- [Stated problem]: Below are some records; give them all again exactly, but not the pictures.

- [Provided data]:
★ ★ ★ ★ ★

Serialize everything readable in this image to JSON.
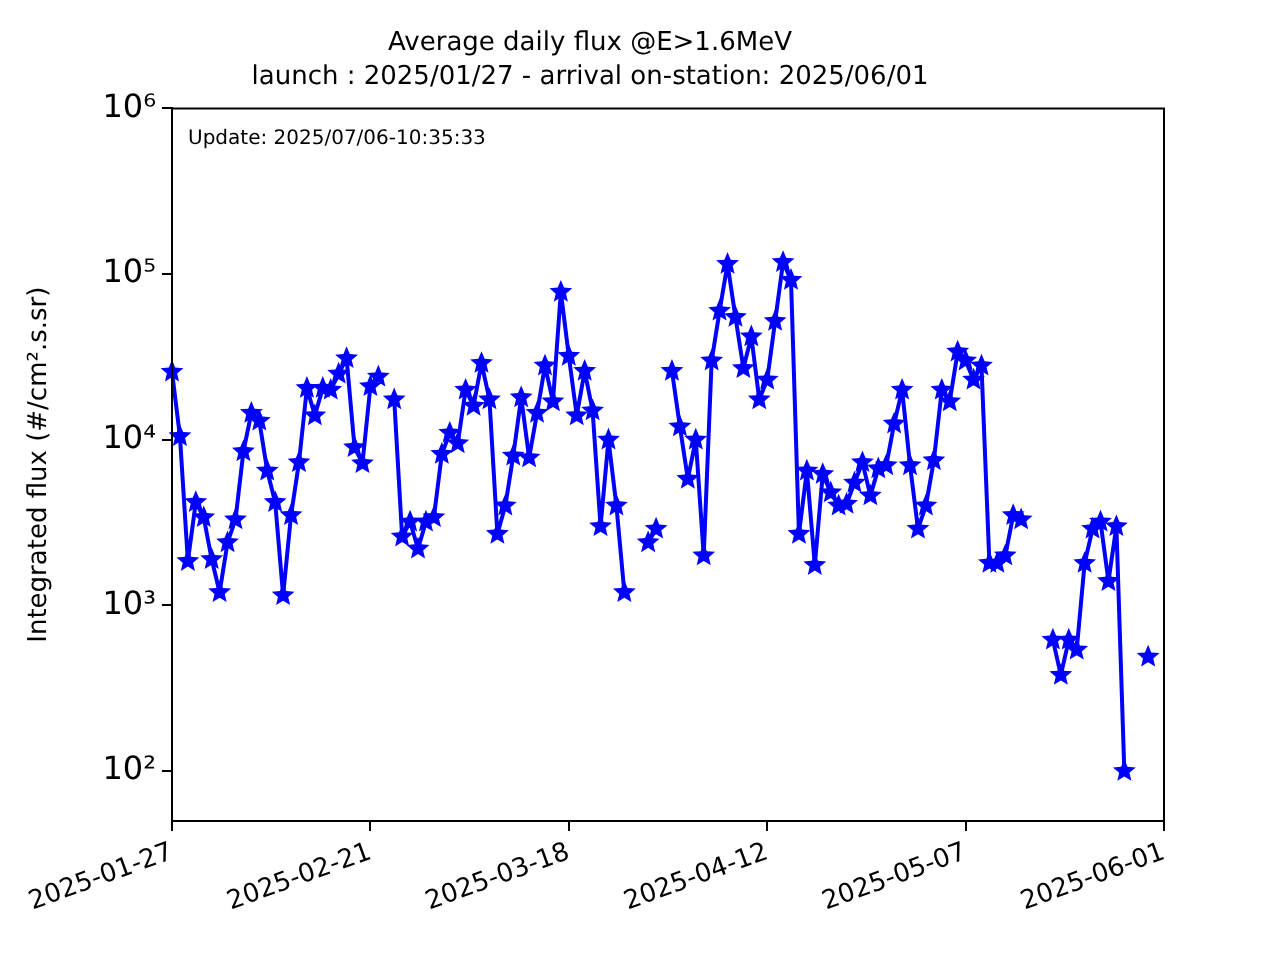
{
  "chart_data": {
    "type": "line",
    "title": "Average daily flux @E>1.6MeV",
    "subtitle": "launch : 2025/01/27 - arrival on-station: 2025/06/01",
    "ylabel": "Integrated flux (#/cm².s.sr)",
    "annotations": [
      "Update: 2025/07/06-10:35:33"
    ],
    "x": [
      "2025-01-27",
      "2025-01-28",
      "2025-01-29",
      "2025-01-30",
      "2025-01-31",
      "2025-02-01",
      "2025-02-02",
      "2025-02-03",
      "2025-02-04",
      "2025-02-05",
      "2025-02-06",
      "2025-02-07",
      "2025-02-08",
      "2025-02-09",
      "2025-02-10",
      "2025-02-11",
      "2025-02-12",
      "2025-02-13",
      "2025-02-14",
      "2025-02-15",
      "2025-02-16",
      "2025-02-17",
      "2025-02-18",
      "2025-02-19",
      "2025-02-20",
      "2025-02-21",
      "2025-02-22",
      "2025-02-23",
      "2025-02-24",
      "2025-02-25",
      "2025-02-26",
      "2025-02-27",
      "2025-02-28",
      "2025-03-01",
      "2025-03-02",
      "2025-03-03",
      "2025-03-04",
      "2025-03-05",
      "2025-03-06",
      "2025-03-07",
      "2025-03-08",
      "2025-03-09",
      "2025-03-10",
      "2025-03-11",
      "2025-03-12",
      "2025-03-13",
      "2025-03-14",
      "2025-03-15",
      "2025-03-16",
      "2025-03-17",
      "2025-03-18",
      "2025-03-19",
      "2025-03-20",
      "2025-03-21",
      "2025-03-22",
      "2025-03-23",
      "2025-03-24",
      "2025-03-25",
      "2025-03-26",
      "2025-03-27",
      "2025-03-28",
      "2025-03-29",
      "2025-03-30",
      "2025-03-31",
      "2025-04-01",
      "2025-04-02",
      "2025-04-03",
      "2025-04-04",
      "2025-04-05",
      "2025-04-06",
      "2025-04-07",
      "2025-04-08",
      "2025-04-09",
      "2025-04-10",
      "2025-04-11",
      "2025-04-12",
      "2025-04-13",
      "2025-04-14",
      "2025-04-15",
      "2025-04-16",
      "2025-04-17",
      "2025-04-18",
      "2025-04-19",
      "2025-04-20",
      "2025-04-21",
      "2025-04-22",
      "2025-04-23",
      "2025-04-24",
      "2025-04-25",
      "2025-04-26",
      "2025-04-27",
      "2025-04-28",
      "2025-04-29",
      "2025-04-30",
      "2025-05-01",
      "2025-05-02",
      "2025-05-03",
      "2025-05-04",
      "2025-05-05",
      "2025-05-06",
      "2025-05-07",
      "2025-05-08",
      "2025-05-09",
      "2025-05-10",
      "2025-05-11",
      "2025-05-12",
      "2025-05-13",
      "2025-05-14",
      "2025-05-15",
      "2025-05-16",
      "2025-05-17",
      "2025-05-18",
      "2025-05-19",
      "2025-05-20",
      "2025-05-21",
      "2025-05-22",
      "2025-05-23",
      "2025-05-24",
      "2025-05-25",
      "2025-05-26",
      "2025-05-27",
      "2025-05-28",
      "2025-05-29",
      "2025-05-30"
    ],
    "values": [
      25700,
      10500,
      1850,
      4200,
      3400,
      1900,
      1200,
      2400,
      3300,
      8500,
      14500,
      13000,
      6500,
      4200,
      1150,
      3500,
      7300,
      20500,
      14000,
      20500,
      20000,
      25000,
      31000,
      9000,
      7200,
      21000,
      24000,
      null,
      17500,
      2600,
      3200,
      2200,
      3200,
      3400,
      8200,
      11000,
      9500,
      20000,
      16000,
      29000,
      17500,
      2700,
      4000,
      8000,
      18000,
      7800,
      14500,
      28000,
      17000,
      78000,
      32000,
      14000,
      26000,
      15000,
      3000,
      10000,
      4000,
      1200,
      null,
      null,
      2400,
      2900,
      null,
      26000,
      12000,
      5800,
      10000,
      2000,
      30000,
      60000,
      115000,
      55000,
      27000,
      42000,
      17500,
      23000,
      52000,
      118000,
      92000,
      2700,
      6500,
      1750,
      6200,
      4800,
      4000,
      4100,
      5500,
      7300,
      4600,
      6700,
      7000,
      12500,
      20000,
      7000,
      2900,
      4000,
      7500,
      20000,
      17000,
      34000,
      30000,
      23000,
      28000,
      1800,
      1800,
      2000,
      3500,
      3300,
      null,
      null,
      null,
      620,
      380,
      620,
      540,
      1800,
      2900,
      3200,
      1400,
      3000,
      100,
      null,
      null,
      490
    ],
    "color": "#0000ff",
    "marker": "star",
    "line_style": "solid",
    "log": "y",
    "grid": false,
    "legend": false,
    "xlim": [
      "2025-01-27",
      "2025-06-01"
    ],
    "xticks": [
      "2025-01-27",
      "2025-02-21",
      "2025-03-18",
      "2025-04-12",
      "2025-05-07",
      "2025-06-01"
    ],
    "ylim": [
      50,
      1000000
    ],
    "yticks": [
      {
        "value": 100,
        "label": "10²"
      },
      {
        "value": 1000,
        "label": "10³"
      },
      {
        "value": 10000,
        "label": "10⁴"
      },
      {
        "value": 100000,
        "label": "10⁵"
      },
      {
        "value": 1000000,
        "label": "10⁶"
      }
    ]
  }
}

★ ★ ★ ★ ★

- [Exercise result]:
Serialize everything readable in this image to JSON.
{
  "chart_data": {
    "type": "line",
    "title": "Average daily flux @E>1.6MeV",
    "subtitle": "launch : 2025/01/27 - arrival on-station: 2025/06/01",
    "ylabel": "Integrated flux (#/cm².s.sr)",
    "annotations": [
      "Update: 2025/07/06-10:35:33"
    ],
    "x": [
      "2025-01-27",
      "2025-01-28",
      "2025-01-29",
      "2025-01-30",
      "2025-01-31",
      "2025-02-01",
      "2025-02-02",
      "2025-02-03",
      "2025-02-04",
      "2025-02-05",
      "2025-02-06",
      "2025-02-07",
      "2025-02-08",
      "2025-02-09",
      "2025-02-10",
      "2025-02-11",
      "2025-02-12",
      "2025-02-13",
      "2025-02-14",
      "2025-02-15",
      "2025-02-16",
      "2025-02-17",
      "2025-02-18",
      "2025-02-19",
      "2025-02-20",
      "2025-02-21",
      "2025-02-22",
      "2025-02-23",
      "2025-02-24",
      "2025-02-25",
      "2025-02-26",
      "2025-02-27",
      "2025-02-28",
      "2025-03-01",
      "2025-03-02",
      "2025-03-03",
      "2025-03-04",
      "2025-03-05",
      "2025-03-06",
      "2025-03-07",
      "2025-03-08",
      "2025-03-09",
      "2025-03-10",
      "2025-03-11",
      "2025-03-12",
      "2025-03-13",
      "2025-03-14",
      "2025-03-15",
      "2025-03-16",
      "2025-03-17",
      "2025-03-18",
      "2025-03-19",
      "2025-03-20",
      "2025-03-21",
      "2025-03-22",
      "2025-03-23",
      "2025-03-24",
      "2025-03-25",
      "2025-03-26",
      "2025-03-27",
      "2025-03-28",
      "2025-03-29",
      "2025-03-30",
      "2025-03-31",
      "2025-04-01",
      "2025-04-02",
      "2025-04-03",
      "2025-04-04",
      "2025-04-05",
      "2025-04-06",
      "2025-04-07",
      "2025-04-08",
      "2025-04-09",
      "2025-04-10",
      "2025-04-11",
      "2025-04-12",
      "2025-04-13",
      "2025-04-14",
      "2025-04-15",
      "2025-04-16",
      "2025-04-17",
      "2025-04-18",
      "2025-04-19",
      "2025-04-20",
      "2025-04-21",
      "2025-04-22",
      "2025-04-23",
      "2025-04-24",
      "2025-04-25",
      "2025-04-26",
      "2025-04-27",
      "2025-04-28",
      "2025-04-29",
      "2025-04-30",
      "2025-05-01",
      "2025-05-02",
      "2025-05-03",
      "2025-05-04",
      "2025-05-05",
      "2025-05-06",
      "2025-05-07",
      "2025-05-08",
      "2025-05-09",
      "2025-05-10",
      "2025-05-11",
      "2025-05-12",
      "2025-05-13",
      "2025-05-14",
      "2025-05-15",
      "2025-05-16",
      "2025-05-17",
      "2025-05-18",
      "2025-05-19",
      "2025-05-20",
      "2025-05-21",
      "2025-05-22",
      "2025-05-23",
      "2025-05-24",
      "2025-05-25",
      "2025-05-26",
      "2025-05-27",
      "2025-05-28",
      "2025-05-29",
      "2025-05-30"
    ],
    "values": [
      25700,
      10500,
      1850,
      4200,
      3400,
      1900,
      1200,
      2400,
      3300,
      8500,
      14500,
      13000,
      6500,
      4200,
      1150,
      3500,
      7300,
      20500,
      14000,
      20500,
      20000,
      25000,
      31000,
      9000,
      7200,
      21000,
      24000,
      null,
      17500,
      2600,
      3200,
      2200,
      3200,
      3400,
      8200,
      11000,
      9500,
      20000,
      16000,
      29000,
      17500,
      2700,
      4000,
      8000,
      18000,
      7800,
      14500,
      28000,
      17000,
      78000,
      32000,
      14000,
      26000,
      15000,
      3000,
      10000,
      4000,
      1200,
      null,
      null,
      2400,
      2900,
      null,
      26000,
      12000,
      5800,
      10000,
      2000,
      30000,
      60000,
      115000,
      55000,
      27000,
      42000,
      17500,
      23000,
      52000,
      118000,
      92000,
      2700,
      6500,
      1750,
      6200,
      4800,
      4000,
      4100,
      5500,
      7300,
      4600,
      6700,
      7000,
      12500,
      20000,
      7000,
      2900,
      4000,
      7500,
      20000,
      17000,
      34000,
      30000,
      23000,
      28000,
      1800,
      1800,
      2000,
      3500,
      3300,
      null,
      null,
      null,
      620,
      380,
      620,
      540,
      1800,
      2900,
      3200,
      1400,
      3000,
      100,
      null,
      null,
      490
    ],
    "color": "#0000ff",
    "marker": "star",
    "line_style": "solid",
    "log": "y",
    "grid": false,
    "legend": false,
    "xlim": [
      "2025-01-27",
      "2025-06-01"
    ],
    "xticks": [
      "2025-01-27",
      "2025-02-21",
      "2025-03-18",
      "2025-04-12",
      "2025-05-07",
      "2025-06-01"
    ],
    "ylim": [
      50,
      1000000
    ],
    "yticks": [
      {
        "value": 100,
        "label": "10²"
      },
      {
        "value": 1000,
        "label": "10³"
      },
      {
        "value": 10000,
        "label": "10⁴"
      },
      {
        "value": 100000,
        "label": "10⁵"
      },
      {
        "value": 1000000,
        "label": "10⁶"
      }
    ]
  }
}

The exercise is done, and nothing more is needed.